Written task: Read the lines below. Copy out any that hold the string "annual".

Material:
⟨
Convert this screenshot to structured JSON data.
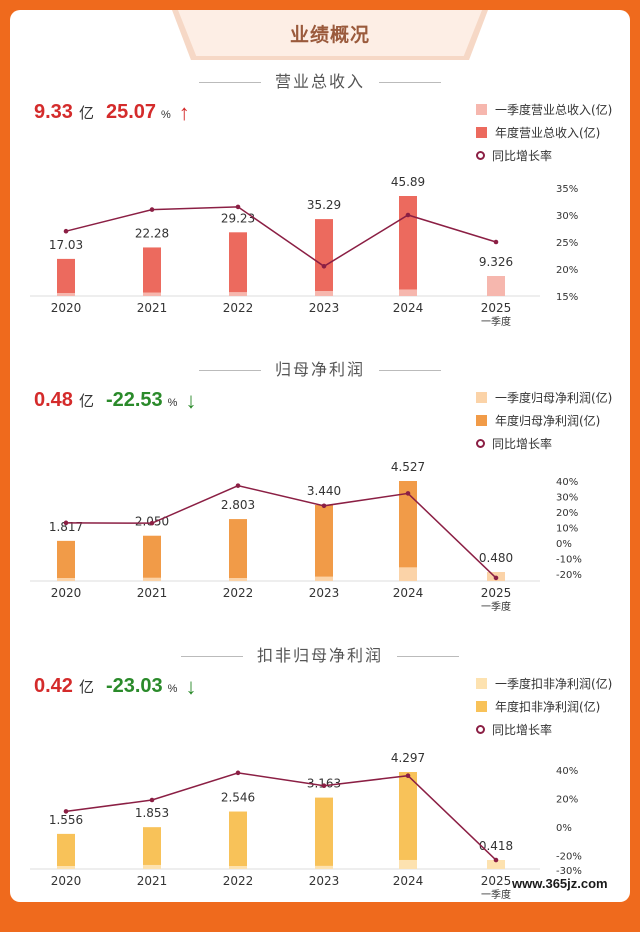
{
  "header": {
    "title": "业绩概况"
  },
  "watermark": "www.365jz.com",
  "sections": [
    {
      "title": "营业总收入",
      "kpi": {
        "value": "9.33",
        "unit": "亿",
        "growth": "25.07",
        "growth_unit": "%",
        "direction": "up",
        "value_color": "#d42b2b",
        "growth_color": "#d42b2b"
      },
      "legend": [
        "一季度营业总收入(亿)",
        "年度营业总收入(亿)",
        "同比增长率"
      ],
      "colors": {
        "q1": "#f6b7ae",
        "annual": "#ec6a5e",
        "line": "#8b1f44"
      }
    },
    {
      "title": "归母净利润",
      "kpi": {
        "value": "0.48",
        "unit": "亿",
        "growth": "-22.53",
        "growth_unit": "%",
        "direction": "down",
        "value_color": "#d42b2b",
        "growth_color": "#2a8a2a"
      },
      "legend": [
        "一季度归母净利润(亿)",
        "年度归母净利润(亿)",
        "同比增长率"
      ],
      "colors": {
        "q1": "#fbd3a8",
        "annual": "#f19b48",
        "line": "#8b1f44"
      }
    },
    {
      "title": "扣非归母净利润",
      "kpi": {
        "value": "0.42",
        "unit": "亿",
        "growth": "-23.03",
        "growth_unit": "%",
        "direction": "down",
        "value_color": "#d42b2b",
        "growth_color": "#2a8a2a"
      },
      "legend": [
        "一季度扣非净利润(亿)",
        "年度扣非净利润(亿)",
        "同比增长率"
      ],
      "colors": {
        "q1": "#fde2b0",
        "annual": "#f8c259",
        "line": "#8b1f44"
      }
    }
  ],
  "chart_data": [
    {
      "type": "bar",
      "title": "营业总收入",
      "categories": [
        "2020",
        "2021",
        "2022",
        "2023",
        "2024",
        "2025\n一季度"
      ],
      "series": [
        {
          "name": "一季度营业总收入(亿)",
          "values": [
            1.2,
            1.6,
            1.8,
            2.3,
            3.0,
            9.326
          ]
        },
        {
          "name": "年度营业总收入(亿)",
          "values": [
            17.03,
            22.28,
            29.23,
            35.29,
            45.89,
            null
          ]
        },
        {
          "name": "同比增长率",
          "values": [
            27,
            31,
            31.5,
            20.5,
            30,
            25
          ],
          "axis": "right"
        }
      ],
      "bar_labels": [
        "17.03",
        "22.28",
        "29.23",
        "35.29",
        "45.89",
        "9.326"
      ],
      "y2_ticks": [
        "35%",
        "30%",
        "25%",
        "20%",
        "15%"
      ],
      "y2_range": [
        15,
        35
      ]
    },
    {
      "type": "bar",
      "title": "归母净利润",
      "categories": [
        "2020",
        "2021",
        "2022",
        "2023",
        "2024",
        "2025\n一季度"
      ],
      "series": [
        {
          "name": "一季度归母净利润(亿)",
          "values": [
            0.05,
            0.15,
            0.1,
            0.2,
            0.62,
            0.48
          ]
        },
        {
          "name": "年度归母净利润(亿)",
          "values": [
            1.817,
            2.05,
            2.803,
            3.44,
            4.527,
            null
          ]
        },
        {
          "name": "同比增长率",
          "values": [
            13,
            12.8,
            37,
            24,
            32,
            -22.53
          ],
          "axis": "right"
        }
      ],
      "bar_labels": [
        "1.817",
        "2.050",
        "2.803",
        "3.440",
        "4.527",
        "0.480"
      ],
      "y2_ticks": [
        "40%",
        "30%",
        "20%",
        "10%",
        "0%",
        "-10%",
        "-20%"
      ],
      "y2_range": [
        -20,
        40
      ]
    },
    {
      "type": "bar",
      "title": "扣非归母净利润",
      "categories": [
        "2020",
        "2021",
        "2022",
        "2023",
        "2024",
        "2025\n一季度"
      ],
      "series": [
        {
          "name": "一季度扣非净利润(亿)",
          "values": [
            0.04,
            0.18,
            0.06,
            0.14,
            0.4,
            0.418
          ]
        },
        {
          "name": "年度扣非净利润(亿)",
          "values": [
            1.556,
            1.853,
            2.546,
            3.163,
            4.297,
            null
          ]
        },
        {
          "name": "同比增长率",
          "values": [
            11,
            19,
            38,
            29,
            36,
            -23.03
          ],
          "axis": "right"
        }
      ],
      "bar_labels": [
        "1.556",
        "1.853",
        "2.546",
        "3.163",
        "4.297",
        "0.418"
      ],
      "y2_ticks": [
        "40%",
        "20%",
        "0%",
        "-20%",
        "-30%"
      ],
      "y2_range": [
        -30,
        40
      ]
    }
  ]
}
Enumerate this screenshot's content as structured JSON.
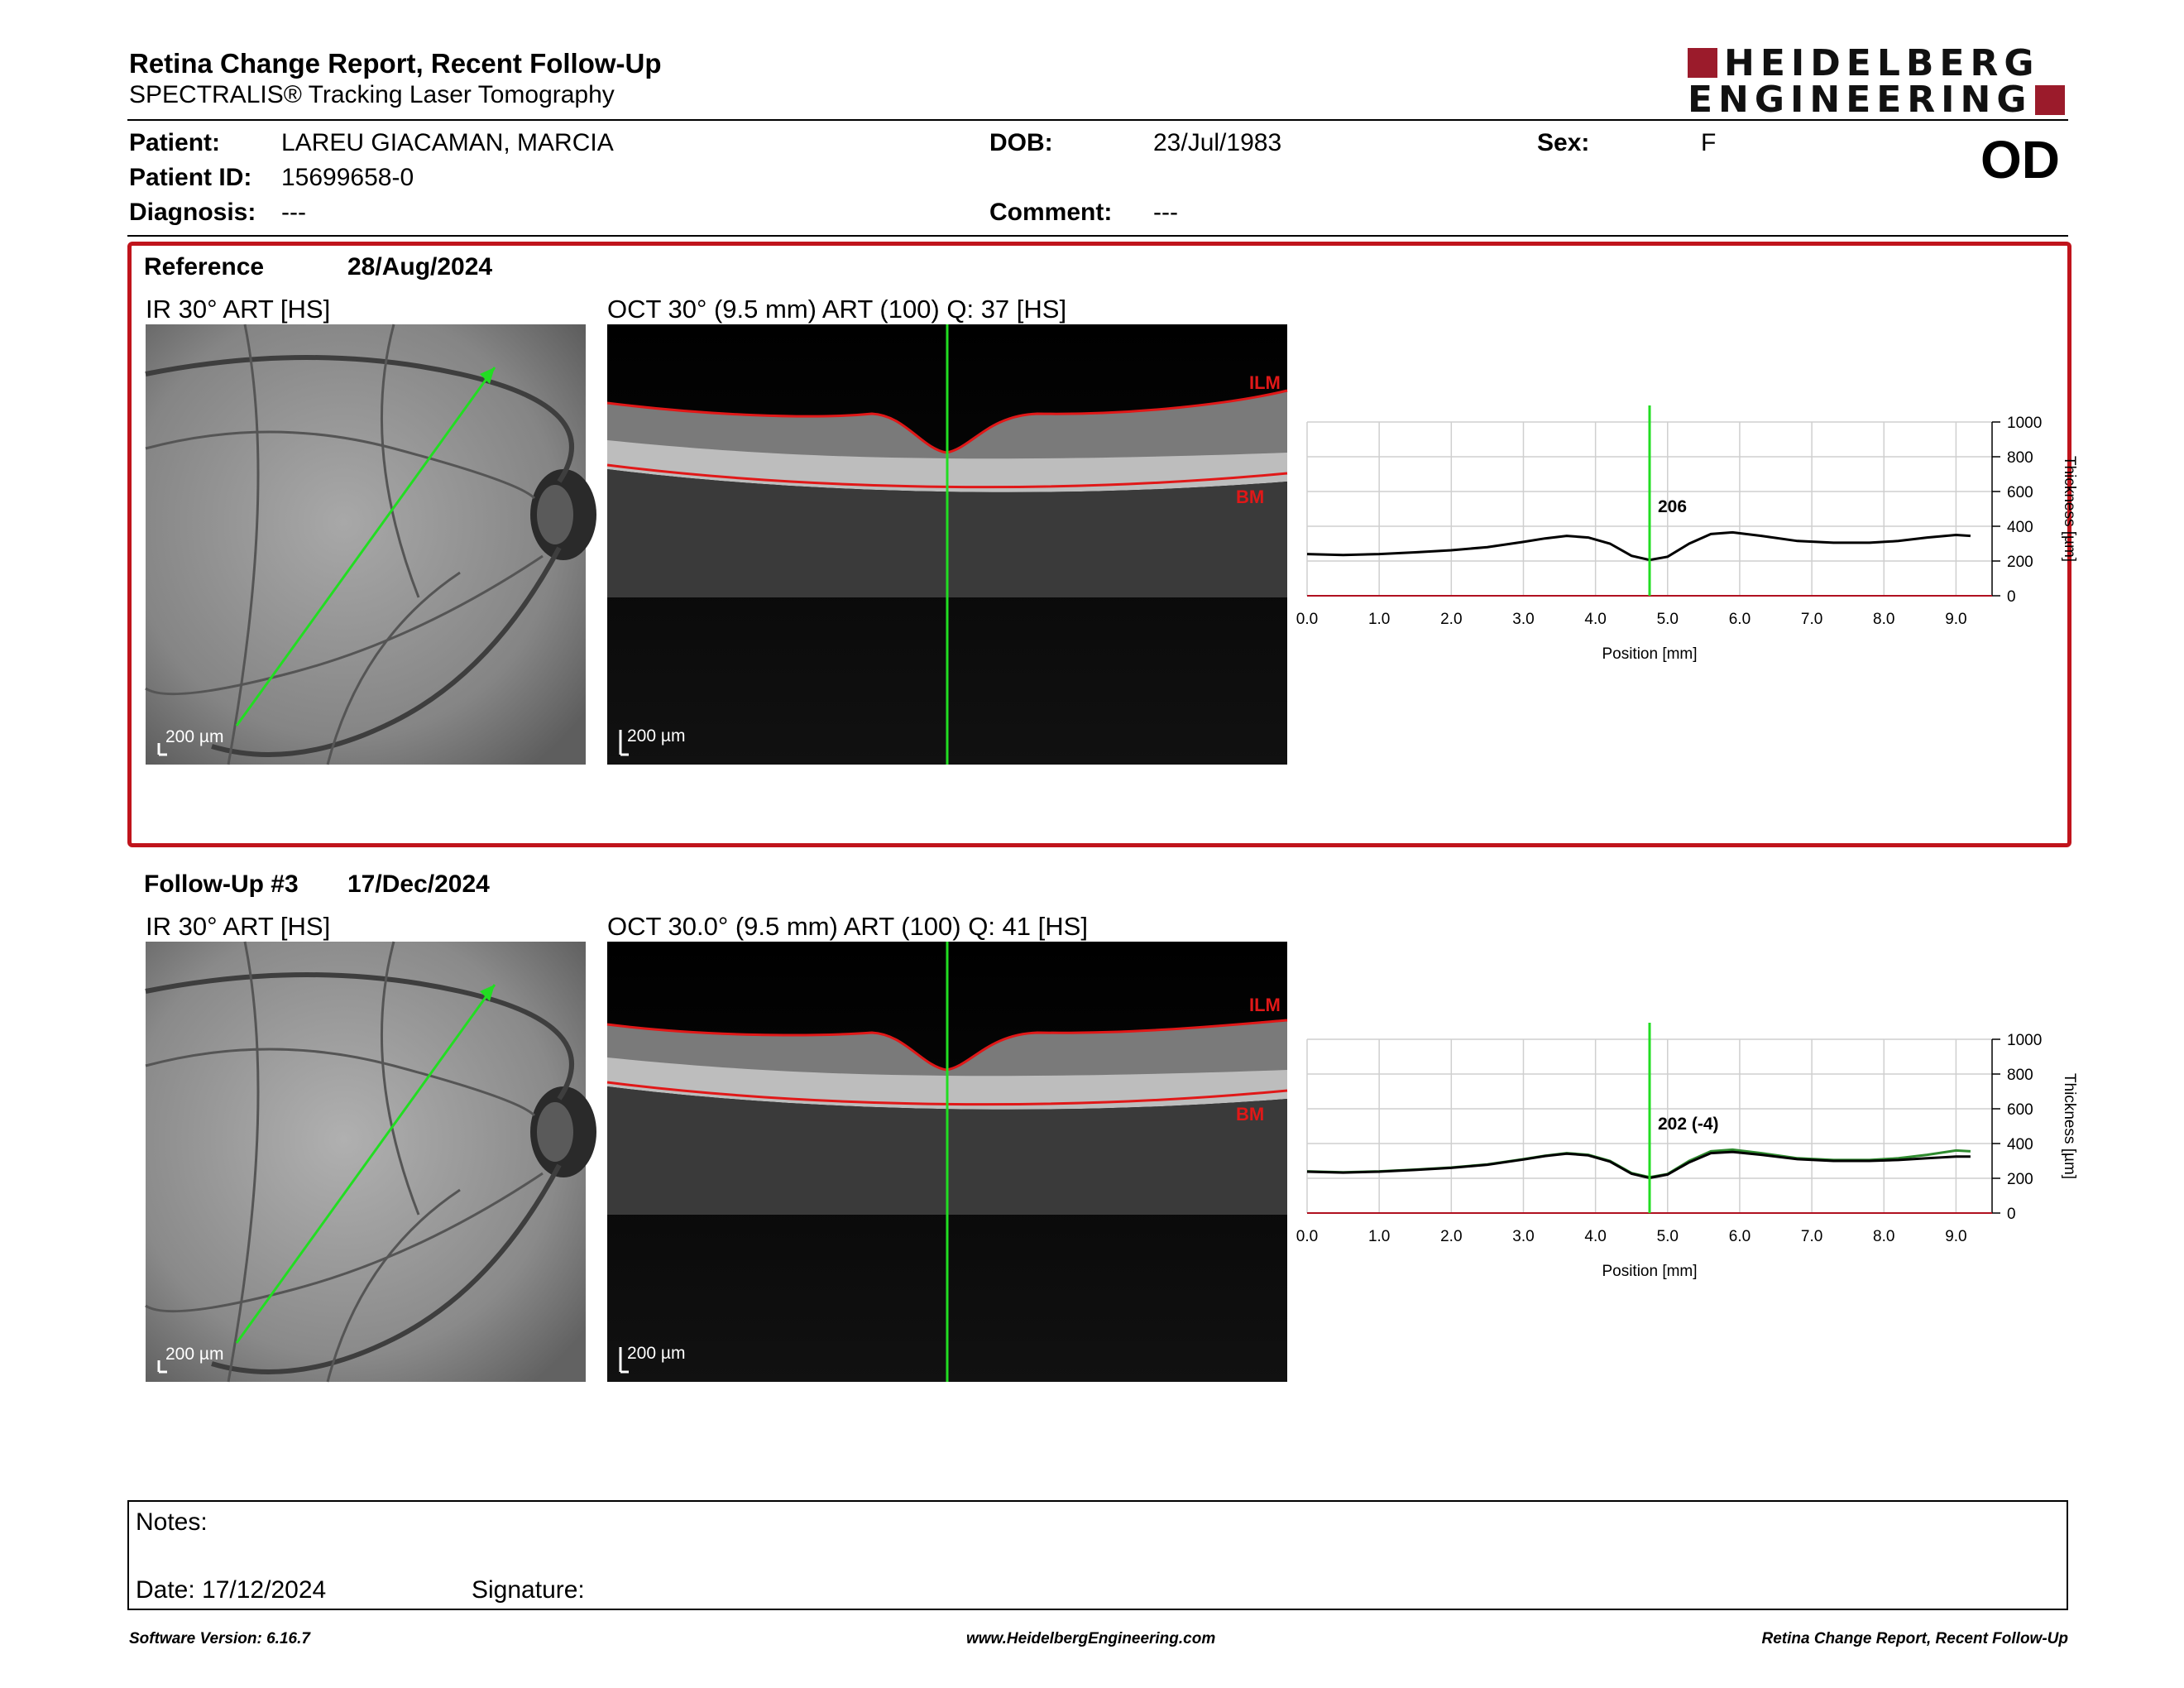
{
  "header": {
    "title": "Retina Change Report, Recent Follow-Up",
    "subtitle": "SPECTRALIS® Tracking Laser Tomography",
    "logo_line1": "HEIDELBERG",
    "logo_line2": "ENGINEERING",
    "eye": "OD"
  },
  "patient": {
    "patient_label": "Patient:",
    "patient_value": "LAREU GIACAMAN, MARCIA",
    "id_label": "Patient ID:",
    "id_value": "15699658-0",
    "diagnosis_label": "Diagnosis:",
    "diagnosis_value": "---",
    "dob_label": "DOB:",
    "dob_value": "23/Jul/1983",
    "comment_label": "Comment:",
    "comment_value": "---",
    "sex_label": "Sex:",
    "sex_value": "F"
  },
  "reference": {
    "title": "Reference",
    "date": "28/Aug/2024",
    "ir_title": "IR 30° ART [HS]",
    "oct_title": "OCT 30° (9.5 mm) ART (100) Q: 37 [HS]",
    "scale": "200 µm",
    "ilm": "ILM",
    "bm": "BM"
  },
  "followup": {
    "title": "Follow-Up #3",
    "date": "17/Dec/2024",
    "ir_title": "IR 30° ART [HS]",
    "oct_title": "OCT 30.0° (9.5 mm) ART (100) Q: 41 [HS]",
    "scale": "200 µm",
    "ilm": "ILM",
    "bm": "BM"
  },
  "chart_data": [
    {
      "type": "line",
      "title": "",
      "xlabel": "Position [mm]",
      "ylabel": "Thickness [µm]",
      "xlim": [
        0,
        9.5
      ],
      "ylim": [
        0,
        1000
      ],
      "x_ticks": [
        "0.0",
        "1.0",
        "2.0",
        "3.0",
        "4.0",
        "5.0",
        "6.0",
        "7.0",
        "8.0",
        "9.0"
      ],
      "y_ticks": [
        "0",
        "200",
        "400",
        "600",
        "800",
        "1000"
      ],
      "grid": true,
      "marker_x": 4.75,
      "marker_label": "206",
      "series": [
        {
          "color": "#000000",
          "x": [
            0,
            0.5,
            1.0,
            1.5,
            2.0,
            2.5,
            3.0,
            3.3,
            3.6,
            3.9,
            4.2,
            4.5,
            4.75,
            5.0,
            5.3,
            5.6,
            5.9,
            6.3,
            6.8,
            7.3,
            7.8,
            8.2,
            8.6,
            9.0,
            9.2
          ],
          "y": [
            240,
            235,
            240,
            250,
            262,
            280,
            310,
            330,
            345,
            335,
            300,
            230,
            206,
            225,
            300,
            355,
            365,
            345,
            315,
            305,
            305,
            315,
            335,
            350,
            345
          ]
        }
      ]
    },
    {
      "type": "line",
      "title": "",
      "xlabel": "Position [mm]",
      "ylabel": "Thickness [µm]",
      "xlim": [
        0,
        9.5
      ],
      "ylim": [
        0,
        1000
      ],
      "x_ticks": [
        "0.0",
        "1.0",
        "2.0",
        "3.0",
        "4.0",
        "5.0",
        "6.0",
        "7.0",
        "8.0",
        "9.0"
      ],
      "y_ticks": [
        "0",
        "200",
        "400",
        "600",
        "800",
        "1000"
      ],
      "grid": true,
      "marker_x": 4.75,
      "marker_label": "202 (-4)",
      "series": [
        {
          "color": "#2e8b2e",
          "x": [
            0,
            0.5,
            1.0,
            1.5,
            2.0,
            2.5,
            3.0,
            3.3,
            3.6,
            3.9,
            4.2,
            4.5,
            4.75,
            5.0,
            5.3,
            5.6,
            5.9,
            6.3,
            6.8,
            7.3,
            7.8,
            8.2,
            8.6,
            9.0,
            9.2
          ],
          "y": [
            240,
            235,
            240,
            250,
            262,
            280,
            310,
            330,
            345,
            335,
            300,
            230,
            206,
            225,
            300,
            355,
            365,
            345,
            315,
            305,
            305,
            315,
            335,
            360,
            355
          ]
        },
        {
          "color": "#000000",
          "x": [
            0,
            0.5,
            1.0,
            1.5,
            2.0,
            2.5,
            3.0,
            3.3,
            3.6,
            3.9,
            4.2,
            4.5,
            4.75,
            5.0,
            5.3,
            5.6,
            5.9,
            6.3,
            6.8,
            7.3,
            7.8,
            8.2,
            8.6,
            9.0,
            9.2
          ],
          "y": [
            238,
            233,
            238,
            248,
            260,
            278,
            308,
            328,
            342,
            332,
            296,
            226,
            202,
            222,
            292,
            345,
            352,
            335,
            310,
            300,
            300,
            305,
            315,
            325,
            325
          ]
        }
      ]
    }
  ],
  "notes": {
    "notes_label": "Notes:",
    "date_label": "Date: 17/12/2024",
    "signature_label": "Signature:"
  },
  "footer": {
    "left": "Software Version: 6.16.7",
    "center": "www.HeidelbergEngineering.com",
    "right": "Retina Change Report, Recent Follow-Up"
  },
  "colors": {
    "accent_red": "#c0141c",
    "marker_green": "#22dd22"
  }
}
⟩
Response:
        "annual": "#ec6a5e",
        "annual": "#f19b48",
        "annual": "#f8c259",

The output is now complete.